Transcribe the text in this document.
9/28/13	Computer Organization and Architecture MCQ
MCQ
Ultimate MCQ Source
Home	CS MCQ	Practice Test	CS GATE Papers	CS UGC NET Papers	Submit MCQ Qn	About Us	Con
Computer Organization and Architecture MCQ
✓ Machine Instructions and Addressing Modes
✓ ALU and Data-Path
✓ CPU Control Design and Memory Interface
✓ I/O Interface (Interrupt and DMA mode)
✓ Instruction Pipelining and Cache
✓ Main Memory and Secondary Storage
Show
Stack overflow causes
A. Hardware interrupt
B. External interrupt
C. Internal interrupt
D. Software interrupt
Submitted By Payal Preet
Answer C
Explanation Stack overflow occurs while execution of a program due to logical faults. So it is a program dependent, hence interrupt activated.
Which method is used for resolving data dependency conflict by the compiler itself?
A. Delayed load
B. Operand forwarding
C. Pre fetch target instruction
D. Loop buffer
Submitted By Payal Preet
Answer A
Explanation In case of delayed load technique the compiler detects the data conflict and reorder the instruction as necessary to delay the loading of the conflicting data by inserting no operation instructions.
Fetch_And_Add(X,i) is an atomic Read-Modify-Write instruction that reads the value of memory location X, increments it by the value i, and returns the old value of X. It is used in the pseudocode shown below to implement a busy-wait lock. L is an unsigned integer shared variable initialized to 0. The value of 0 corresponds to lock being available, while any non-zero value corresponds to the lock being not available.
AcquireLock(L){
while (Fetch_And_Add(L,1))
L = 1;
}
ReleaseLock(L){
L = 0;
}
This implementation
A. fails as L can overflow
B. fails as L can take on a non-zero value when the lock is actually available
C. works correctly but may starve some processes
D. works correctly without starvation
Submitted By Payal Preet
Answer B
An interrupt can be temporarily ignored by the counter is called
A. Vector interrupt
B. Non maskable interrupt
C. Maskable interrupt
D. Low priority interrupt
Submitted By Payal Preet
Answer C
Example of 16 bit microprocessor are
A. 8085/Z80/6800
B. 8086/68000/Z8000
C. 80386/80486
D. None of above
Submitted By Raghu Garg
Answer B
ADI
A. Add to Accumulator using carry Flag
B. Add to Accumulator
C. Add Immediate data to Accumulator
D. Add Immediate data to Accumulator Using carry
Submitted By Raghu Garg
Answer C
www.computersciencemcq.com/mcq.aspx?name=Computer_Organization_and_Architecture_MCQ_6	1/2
##############################
OBJECTIVE | Take every line containing the word "available" and copy it.

ANSWER FOR THE TASK |
Fetch_And_Add(X,i) is an atomic Read-Modify-Write instruction that reads the value of memory location X, increments it by the value i, and returns the old value of X. It is used in the pseudocode shown below to implement a busy-wait lock. L is an unsigned integer shared variable initialized to 0. The value of 0 corresponds to lock being available, while any non-zero value corresponds to the lock being not available.
B. fails as L can take on a non-zero value when the lock is actually available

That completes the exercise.